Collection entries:
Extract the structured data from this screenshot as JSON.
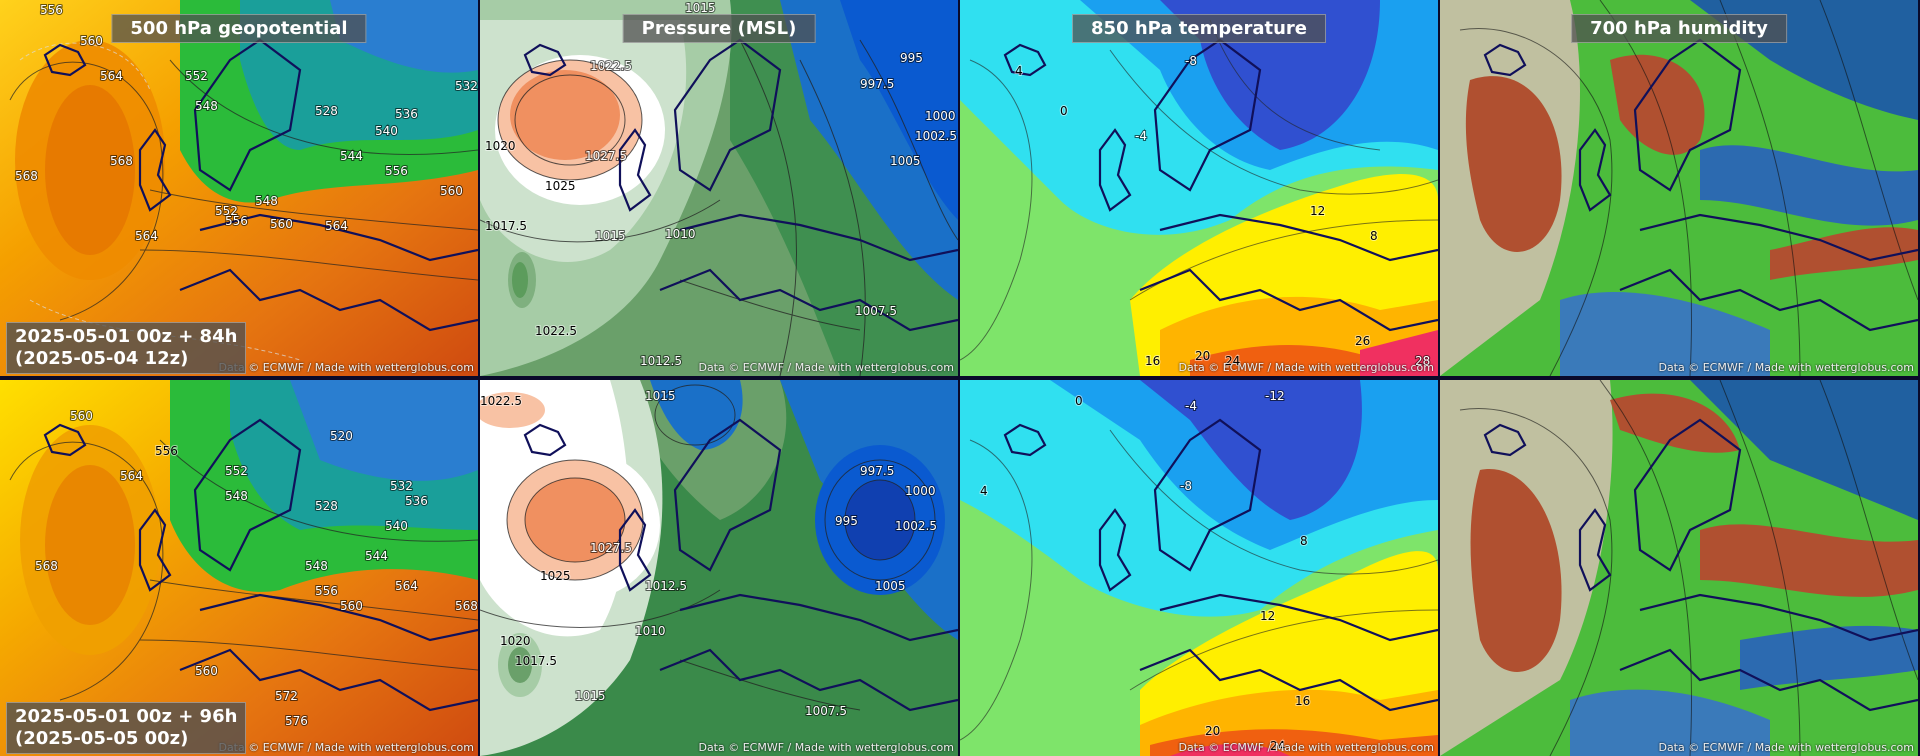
{
  "panels": {
    "geopotential": {
      "title": "500 hPa geopotential",
      "labels_top": [
        "556",
        "560",
        "564",
        "568",
        "552",
        "548",
        "540",
        "544",
        "536",
        "532",
        "528",
        "556",
        "560",
        "564",
        "568",
        "556",
        "560",
        "564",
        "548",
        "552"
      ],
      "labels_bottom": [
        "560",
        "556",
        "564",
        "568",
        "552",
        "548",
        "544",
        "540",
        "536",
        "532",
        "528",
        "520",
        "548",
        "556",
        "560",
        "564",
        "568",
        "572",
        "576",
        "560"
      ]
    },
    "pressure": {
      "title": "Pressure (MSL)",
      "labels_top": [
        "1022.5",
        "1025",
        "1027.5",
        "1020",
        "1017.5",
        "1015",
        "1012.5",
        "1010",
        "1007.5",
        "1005",
        "1002.5",
        "1000",
        "997.5",
        "995",
        "1015",
        "1022.5"
      ],
      "labels_bottom": [
        "1022.5",
        "1025",
        "1027.5",
        "1020",
        "1017.5",
        "1015",
        "1012.5",
        "1010",
        "1007.5",
        "1005",
        "1002.5",
        "1000",
        "997.5",
        "995",
        "1015"
      ]
    },
    "temperature": {
      "title": "850 hPa temperature",
      "labels_top": [
        "4",
        "0",
        "-4",
        "-8",
        "8",
        "12",
        "16",
        "20",
        "24",
        "26",
        "28"
      ],
      "labels_bottom": [
        "0",
        "-4",
        "-8",
        "-12",
        "4",
        "8",
        "12",
        "16",
        "20",
        "24"
      ]
    },
    "humidity": {
      "title": "700 hPa humidity"
    }
  },
  "credit": "Data © ECMWF / Made with wetterglobus.com",
  "runs": {
    "top": {
      "line1": "2025-05-01 00z + 84h",
      "line2": "(2025-05-04 12z)"
    },
    "bottom": {
      "line1": "2025-05-01 00z + 96h",
      "line2": "(2025-05-05 00z)"
    }
  },
  "colors": {
    "geopotential": [
      "#f5a000",
      "#ffd600",
      "#2db82d",
      "#1a9aa0",
      "#d05010"
    ],
    "pressure": [
      "#f07040",
      "#ffffff",
      "#3a8a3a",
      "#1070d0",
      "#a0c8a0"
    ],
    "temperature": [
      "#70e060",
      "#30e0f0",
      "#3050d0",
      "#ffef00",
      "#f03060"
    ],
    "humidity": [
      "#b05030",
      "#60d030",
      "#2060a0",
      "#c0c0a0"
    ],
    "coastline": "#10105a"
  }
}
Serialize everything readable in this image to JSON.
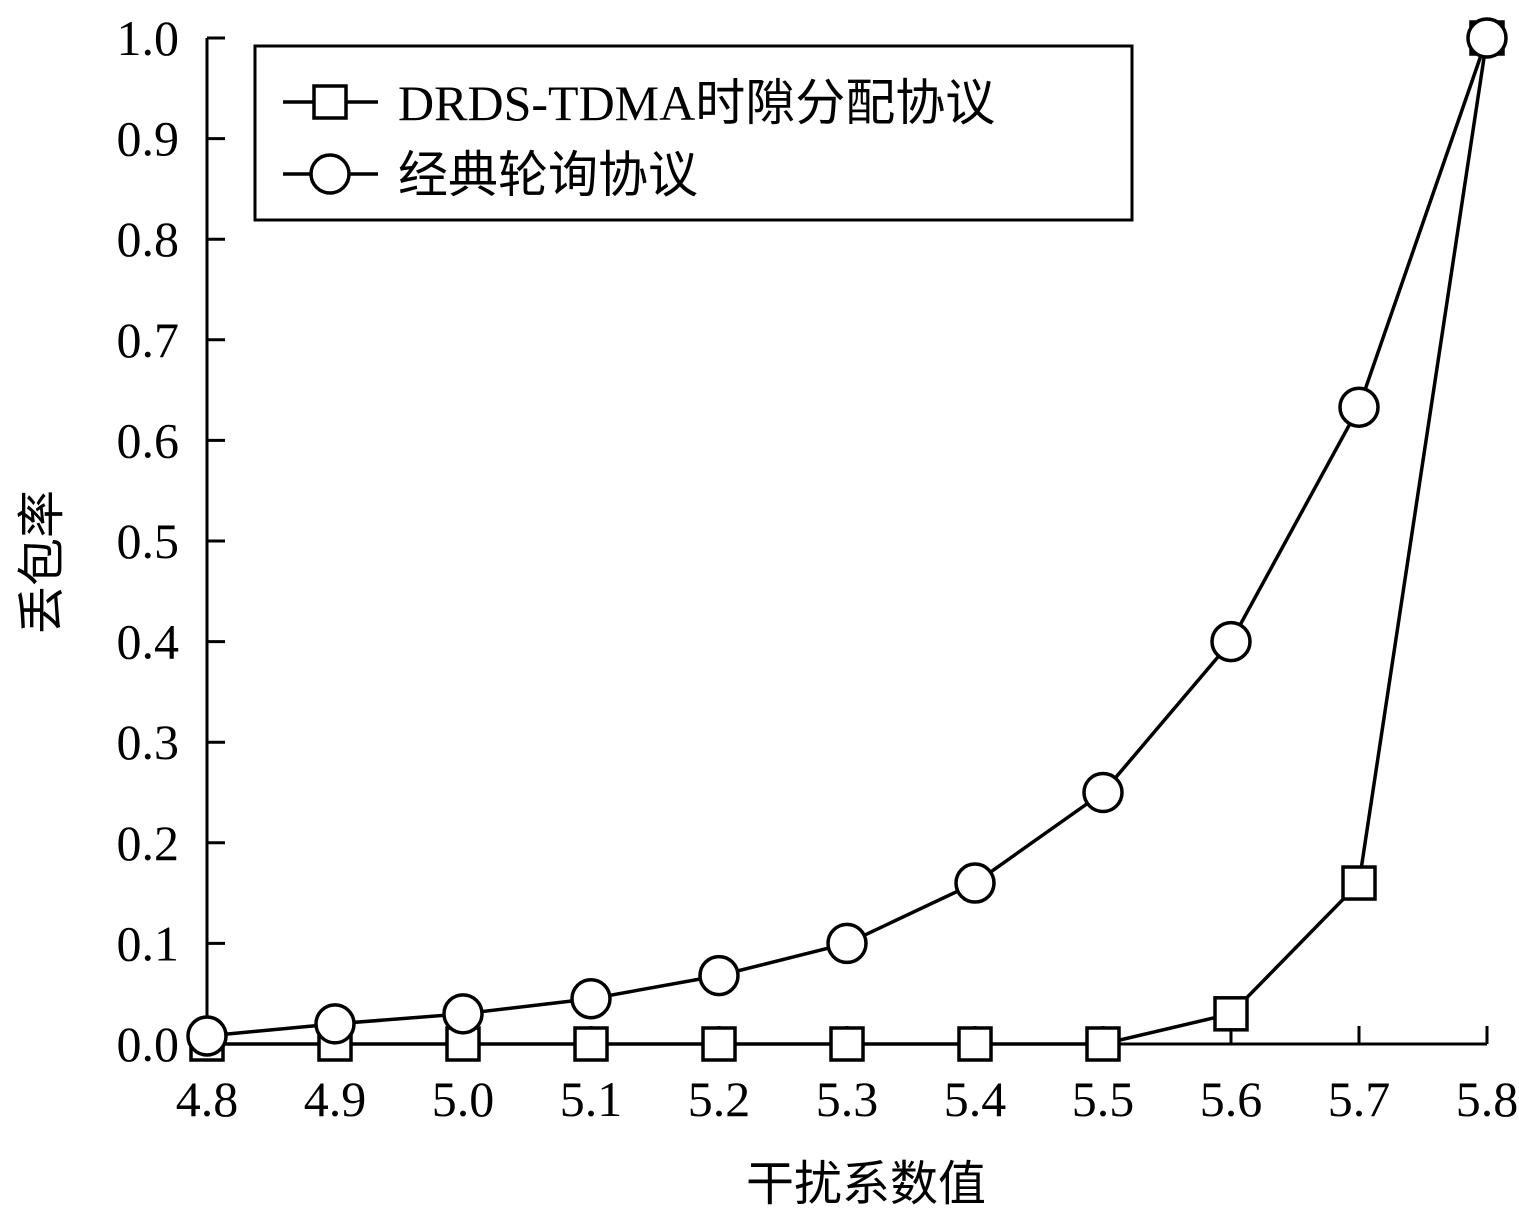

## Task brief
Identify the lines of the data that contain the word "title". Copy each of them.

## Reply to the task
      "title": "500 hPa geopotential",
      "title": "Pressure (MSL)",
      "title": "850 hPa temperature",
      "title": "700 hPa humidity"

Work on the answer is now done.